──────── EXERCISE DATA

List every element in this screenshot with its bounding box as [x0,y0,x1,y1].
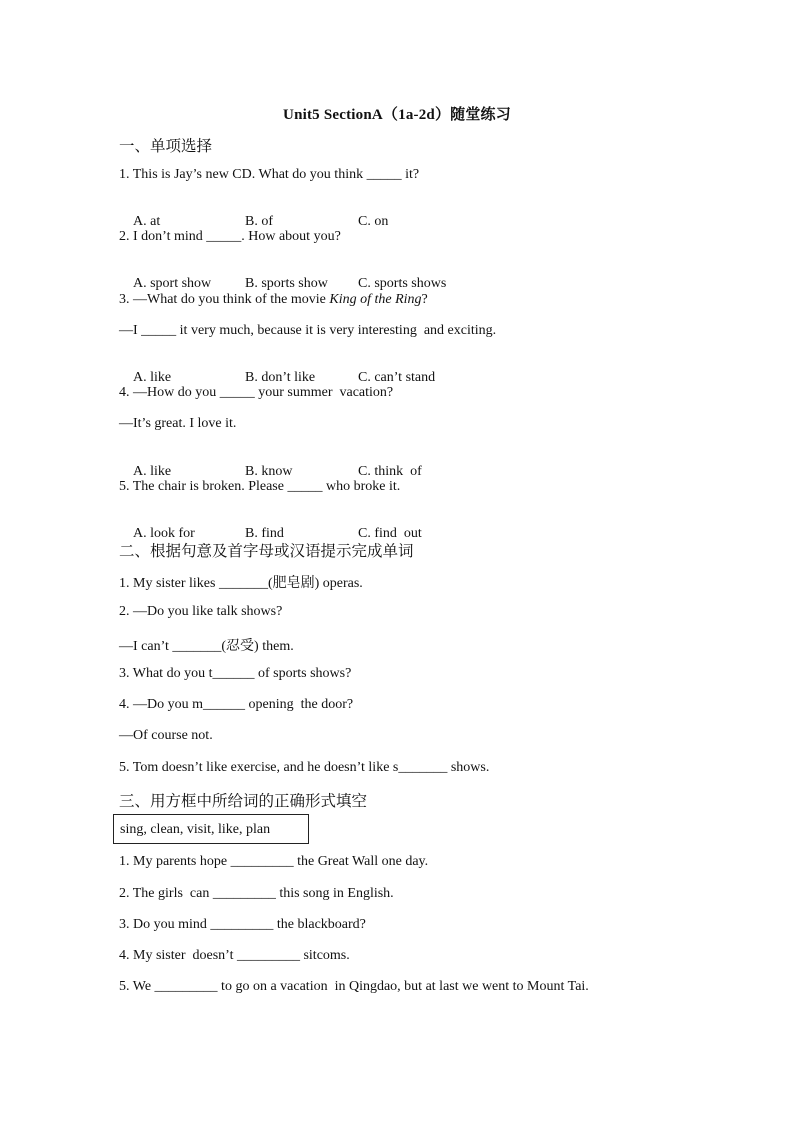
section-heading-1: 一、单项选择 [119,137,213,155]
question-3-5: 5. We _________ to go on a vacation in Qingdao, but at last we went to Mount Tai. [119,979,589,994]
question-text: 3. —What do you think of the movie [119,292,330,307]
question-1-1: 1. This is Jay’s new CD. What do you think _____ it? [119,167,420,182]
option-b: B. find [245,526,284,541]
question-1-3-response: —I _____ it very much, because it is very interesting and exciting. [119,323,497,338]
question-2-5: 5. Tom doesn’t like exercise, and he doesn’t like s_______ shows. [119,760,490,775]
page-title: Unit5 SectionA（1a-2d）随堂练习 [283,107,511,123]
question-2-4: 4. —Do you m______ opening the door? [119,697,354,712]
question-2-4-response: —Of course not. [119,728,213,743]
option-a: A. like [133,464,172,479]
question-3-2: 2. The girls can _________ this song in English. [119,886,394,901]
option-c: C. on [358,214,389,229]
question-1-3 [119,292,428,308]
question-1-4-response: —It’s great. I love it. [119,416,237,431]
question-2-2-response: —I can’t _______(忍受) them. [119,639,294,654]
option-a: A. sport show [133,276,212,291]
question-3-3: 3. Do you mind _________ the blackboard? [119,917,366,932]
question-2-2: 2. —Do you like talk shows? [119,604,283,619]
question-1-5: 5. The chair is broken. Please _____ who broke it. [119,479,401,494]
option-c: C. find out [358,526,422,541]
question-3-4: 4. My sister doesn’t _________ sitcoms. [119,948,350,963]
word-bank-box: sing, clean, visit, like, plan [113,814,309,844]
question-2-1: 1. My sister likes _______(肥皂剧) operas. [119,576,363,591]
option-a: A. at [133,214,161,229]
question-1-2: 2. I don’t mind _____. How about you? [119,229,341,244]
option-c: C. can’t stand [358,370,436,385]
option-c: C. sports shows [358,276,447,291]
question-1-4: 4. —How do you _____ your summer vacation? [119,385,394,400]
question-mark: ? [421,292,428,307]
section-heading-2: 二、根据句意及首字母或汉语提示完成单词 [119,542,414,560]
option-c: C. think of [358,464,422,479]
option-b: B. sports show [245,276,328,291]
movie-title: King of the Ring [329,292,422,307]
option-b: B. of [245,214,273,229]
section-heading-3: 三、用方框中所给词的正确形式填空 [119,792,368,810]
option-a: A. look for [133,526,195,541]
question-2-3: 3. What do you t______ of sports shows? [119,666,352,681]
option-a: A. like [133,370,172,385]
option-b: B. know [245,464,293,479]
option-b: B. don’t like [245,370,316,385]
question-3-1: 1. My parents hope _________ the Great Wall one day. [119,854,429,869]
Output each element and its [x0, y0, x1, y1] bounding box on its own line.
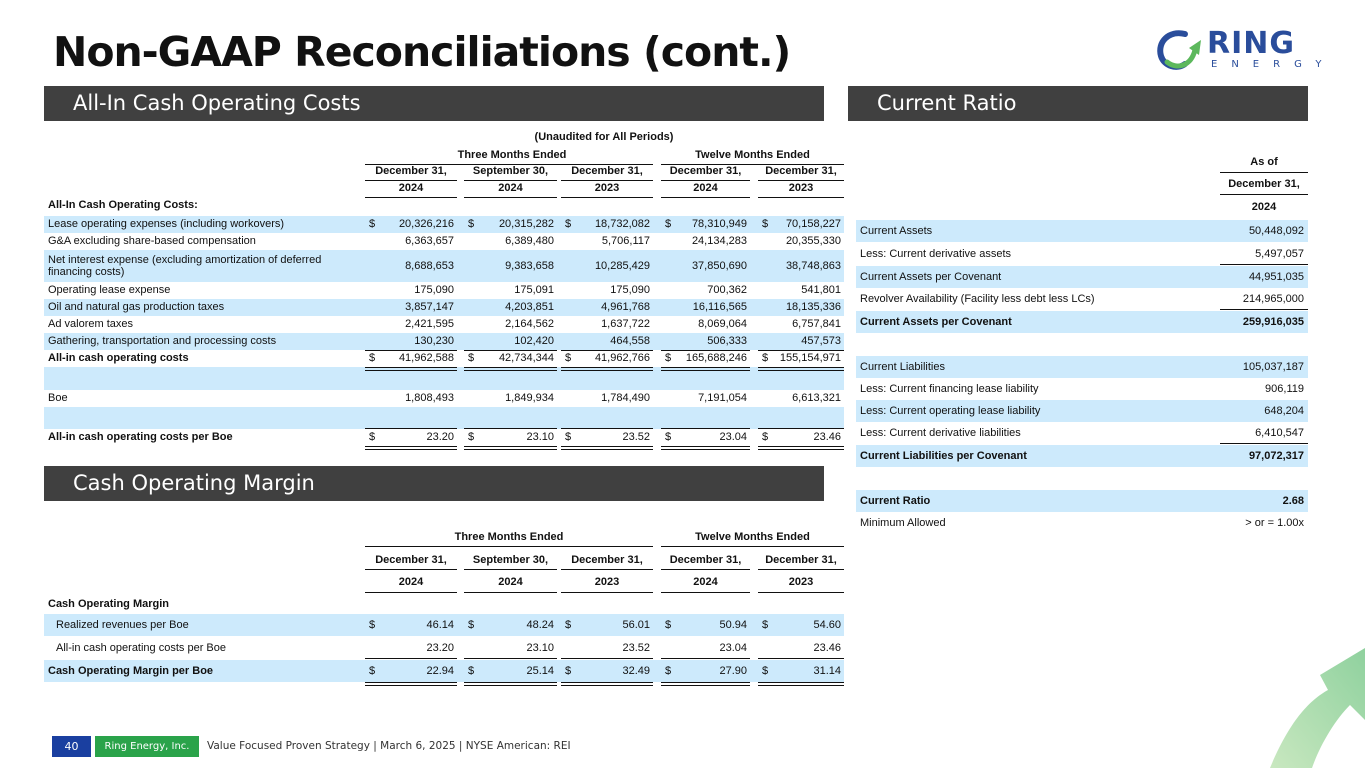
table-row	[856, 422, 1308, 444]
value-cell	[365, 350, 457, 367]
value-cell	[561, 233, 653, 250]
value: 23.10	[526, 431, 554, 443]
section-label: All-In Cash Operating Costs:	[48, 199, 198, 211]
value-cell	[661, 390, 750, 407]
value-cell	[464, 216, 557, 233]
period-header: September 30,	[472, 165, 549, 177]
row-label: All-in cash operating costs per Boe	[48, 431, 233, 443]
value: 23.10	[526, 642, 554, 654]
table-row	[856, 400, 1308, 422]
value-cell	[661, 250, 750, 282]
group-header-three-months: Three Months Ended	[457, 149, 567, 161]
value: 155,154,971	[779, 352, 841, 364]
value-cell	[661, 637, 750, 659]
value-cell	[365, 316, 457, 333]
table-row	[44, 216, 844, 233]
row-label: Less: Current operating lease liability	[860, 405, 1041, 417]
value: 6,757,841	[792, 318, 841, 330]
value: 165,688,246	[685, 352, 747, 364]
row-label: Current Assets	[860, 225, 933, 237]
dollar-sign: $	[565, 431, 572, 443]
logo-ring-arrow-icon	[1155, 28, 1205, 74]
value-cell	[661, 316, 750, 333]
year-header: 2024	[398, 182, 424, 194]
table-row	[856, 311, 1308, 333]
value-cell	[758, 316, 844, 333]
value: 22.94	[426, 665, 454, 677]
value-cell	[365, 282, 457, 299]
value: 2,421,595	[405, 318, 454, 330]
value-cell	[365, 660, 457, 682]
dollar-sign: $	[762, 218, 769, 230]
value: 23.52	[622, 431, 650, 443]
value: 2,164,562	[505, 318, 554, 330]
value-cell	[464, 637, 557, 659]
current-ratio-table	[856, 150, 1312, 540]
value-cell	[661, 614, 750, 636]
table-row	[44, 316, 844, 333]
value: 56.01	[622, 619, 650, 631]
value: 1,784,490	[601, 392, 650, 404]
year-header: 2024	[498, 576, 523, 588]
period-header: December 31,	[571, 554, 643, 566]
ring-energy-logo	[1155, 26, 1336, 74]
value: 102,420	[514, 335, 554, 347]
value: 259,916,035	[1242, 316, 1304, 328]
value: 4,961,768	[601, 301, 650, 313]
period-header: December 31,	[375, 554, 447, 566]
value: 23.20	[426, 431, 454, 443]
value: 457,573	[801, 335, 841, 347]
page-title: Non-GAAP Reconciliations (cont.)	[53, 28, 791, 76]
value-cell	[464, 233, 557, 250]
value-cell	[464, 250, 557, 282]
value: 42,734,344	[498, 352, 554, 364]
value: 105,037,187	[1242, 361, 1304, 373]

────────────────

* [EXERCISE] Return every line of the listing above that contains the string "heading", matching case.

* [RESULT OF THIS EXERCISE]
section-heading-1: 一、单项选择 [119,137,213,155]
section-heading-2: 二、根据句意及首字母或汉语提示完成单词 [119,542,414,560]
section-heading-3: 三、用方框中所给词的正确形式填空 [119,792,368,810]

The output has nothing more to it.